Extrait du document
┏━━
Russie / USA, 1er round
Ce 10 janvier se sont donc déroulées à Genève les premières discussions entre Moscou et Washington au sujet des graves tensions les opposant en Europe et dont l'Ukraine, depuis 2014, constitue l'épicentre croissant d'une tectonique dépassant en dangerosité celle de la précédente guerre froide.
Les discussions à huis clos entre les deux délégations russe et étasunienne, emmenées par Sergueï Ryabkov, le Vice-ministre russe des Affaires étrangères et Wendy R Shermann, la Sous secrétaire d'Etat à la Maison Blanche, ont duré 7h30, prenant fin à 16h32 et suivies en soirée par des conférences de presse séparées.
Ce qui ressort de cette première journée de "négociations" sur la sécurité collective en Europe confirme ce que l'on savait déjà, à savoir qu'aucun résultat décisif n'a été enregistré malgré des échanges qualifiés de constructifs par le chef de la délégation russe.
1 / Washington cherche à gagner du temps
Lorsqu'il est question des armements stratégiques étasuniens déployés le long des frontières occidentales russes, la délégation étasunienne renvoie la question à des négociations à réaliser ultérieurement au niveau mondial (traité INF), et lorsqu'il est question de l'arrêt de l'élargissement de l'OTAN, alors elle déclare, une fois n'est pas coutume, que la présence des pays européens est nécessaire pour aborder cette question.
2 / Washington cherche à intimider par la menace
La délégation russe a également relevé noté que l'Occident continue d'utiliser dans les discussions l'arme du chantage et des menaces de sanctions économiques en cas d'action russe en Ukraine ou même d'échec des négociations. Sergei Ryabkov a souligné que "l'Occident préfère parler sous forme d'ultimatums" pour essayer d'intimider la Russie "avec de graves conséquences si elle fait comme ci ou ne fait pas comme ça".
En effet, les étasuniens ont évoqué à plusieurs reprises leur intention d'engager des sanctions économiques contre la Russie (lesquelles visiblement n'ont pas besoin, ni de délais, ni de concertation européenne) en cas de nouvelle escalade militaire dans le Donbass (dans un conflit où la Russie n'est même pas partie prenante!)
3 / Washington cherche à mettre la Russie sous embargo
On l'a bien compris: depuis 2014, les USA ont misé sur la guerre économique à outrance pour essayer de mettre à genoux la Fédération de Russie et ses alliés, et à cette fin tout devient prétexte pour déclencher des vagues ininterrompues de sanctions économiques dans une rhétorique d'inversions accusatoires et de mensonges de plus en plus délirants (référendum de Crimée, conflit dans le Donbass, Navalny...).
┗━━
Tâches de l'exercice
1 > Répondez aux questions suivantes sur l'extrait consacré aux discussions de Genève.
(a) Combien de temps ont duré les discussions à huis clos entre les deux délégations ?
(b) Qui emmenait la délégation russe, et avec quelle fonction ?
(c) Depuis quelle année les USA ont-ils misé sur la guerre économique contre la Fédération de Russie ?
2 > Reprenez l'extrait consacré aux discussions de Genève en poursuivant sa rédaction après sa dernière phrase.

Jeu d'enregistrements
┏━━
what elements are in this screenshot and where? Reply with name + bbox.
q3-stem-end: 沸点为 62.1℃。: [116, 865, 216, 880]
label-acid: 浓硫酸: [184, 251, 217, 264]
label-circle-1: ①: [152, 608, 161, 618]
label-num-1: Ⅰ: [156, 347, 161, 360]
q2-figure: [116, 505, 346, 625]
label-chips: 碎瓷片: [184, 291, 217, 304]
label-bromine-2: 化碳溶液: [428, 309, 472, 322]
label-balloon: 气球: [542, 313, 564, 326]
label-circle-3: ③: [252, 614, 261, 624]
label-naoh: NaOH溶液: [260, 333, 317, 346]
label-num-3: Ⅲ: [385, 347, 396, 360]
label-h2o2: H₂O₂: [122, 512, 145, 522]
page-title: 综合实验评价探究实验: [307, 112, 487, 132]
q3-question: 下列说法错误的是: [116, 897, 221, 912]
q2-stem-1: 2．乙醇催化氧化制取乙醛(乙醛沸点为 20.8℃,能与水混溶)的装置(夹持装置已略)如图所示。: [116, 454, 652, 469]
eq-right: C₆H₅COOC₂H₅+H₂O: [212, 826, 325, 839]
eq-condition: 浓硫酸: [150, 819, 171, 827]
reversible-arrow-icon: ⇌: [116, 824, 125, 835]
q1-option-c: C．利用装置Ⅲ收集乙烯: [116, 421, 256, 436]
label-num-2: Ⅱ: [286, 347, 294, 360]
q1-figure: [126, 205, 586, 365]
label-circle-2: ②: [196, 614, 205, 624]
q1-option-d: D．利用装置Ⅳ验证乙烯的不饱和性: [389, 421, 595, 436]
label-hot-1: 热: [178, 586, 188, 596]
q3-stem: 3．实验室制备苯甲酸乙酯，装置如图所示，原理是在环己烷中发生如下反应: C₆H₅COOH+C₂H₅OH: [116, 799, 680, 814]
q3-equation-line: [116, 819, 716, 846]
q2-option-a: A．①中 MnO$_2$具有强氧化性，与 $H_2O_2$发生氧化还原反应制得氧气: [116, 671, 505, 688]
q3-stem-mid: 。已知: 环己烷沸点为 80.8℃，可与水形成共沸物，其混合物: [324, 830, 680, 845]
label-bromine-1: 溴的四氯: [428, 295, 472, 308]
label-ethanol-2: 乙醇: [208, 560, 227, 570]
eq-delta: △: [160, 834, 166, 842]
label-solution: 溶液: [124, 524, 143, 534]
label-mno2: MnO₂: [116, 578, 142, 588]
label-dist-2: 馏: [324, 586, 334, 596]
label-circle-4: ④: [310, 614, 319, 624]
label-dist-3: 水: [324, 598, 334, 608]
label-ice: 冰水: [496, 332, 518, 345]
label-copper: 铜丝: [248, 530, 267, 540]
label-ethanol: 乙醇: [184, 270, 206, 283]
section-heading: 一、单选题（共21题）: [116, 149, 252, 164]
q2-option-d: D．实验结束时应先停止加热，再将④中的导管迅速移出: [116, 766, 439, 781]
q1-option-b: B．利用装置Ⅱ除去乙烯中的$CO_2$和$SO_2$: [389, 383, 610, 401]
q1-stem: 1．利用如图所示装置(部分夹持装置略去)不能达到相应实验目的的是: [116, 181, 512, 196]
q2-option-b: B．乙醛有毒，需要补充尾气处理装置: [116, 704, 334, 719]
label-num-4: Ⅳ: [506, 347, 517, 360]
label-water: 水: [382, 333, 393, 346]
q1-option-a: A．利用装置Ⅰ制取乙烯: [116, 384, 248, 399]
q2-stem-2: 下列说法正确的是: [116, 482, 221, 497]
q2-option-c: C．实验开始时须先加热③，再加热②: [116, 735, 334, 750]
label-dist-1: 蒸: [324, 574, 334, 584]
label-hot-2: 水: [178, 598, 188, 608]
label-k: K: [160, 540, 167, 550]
┗━━
Réponses
1 >
(a) 7h30
(b) Sergueï Ryabkov, vice-ministre russe des Affaires étrangères
(c) 2014

2 >
Or pour passer au stade supérieur et faire accepter à ses alliés et laquais occidentaux des dommages collatéraux encore plus importants, Washington a besoin d'un "casus belli" de taille, comme par exemple une intervention militaire russe dans le Donbass en réaction à une offensive ukrainienne contre Donetsk et Lugansk mais qui sera présentée comme selon les filtres de la propagande de guerre occidentale comme une "invasion russe de l'Ukraine".
Wendy Sherman a déclaré à l'issue des discussions de Genève à ce sujet: "Nous sommes très prêts, en coordination avec nos partenaires et alliés, à percevoir ce prix sévère… Le prix comprendra des sanctions financières" Il a été précisé que ces sanctions affecteront les principales institutions financières, notamment les contrôles des exportations qui ciblent les industries clés mais aussi déclencheront le déploiement de forces supplémentaires de l'OTAN sur le territoire des pays de l'alliance et la constitution d'une assistance défensive à l'Ukraine.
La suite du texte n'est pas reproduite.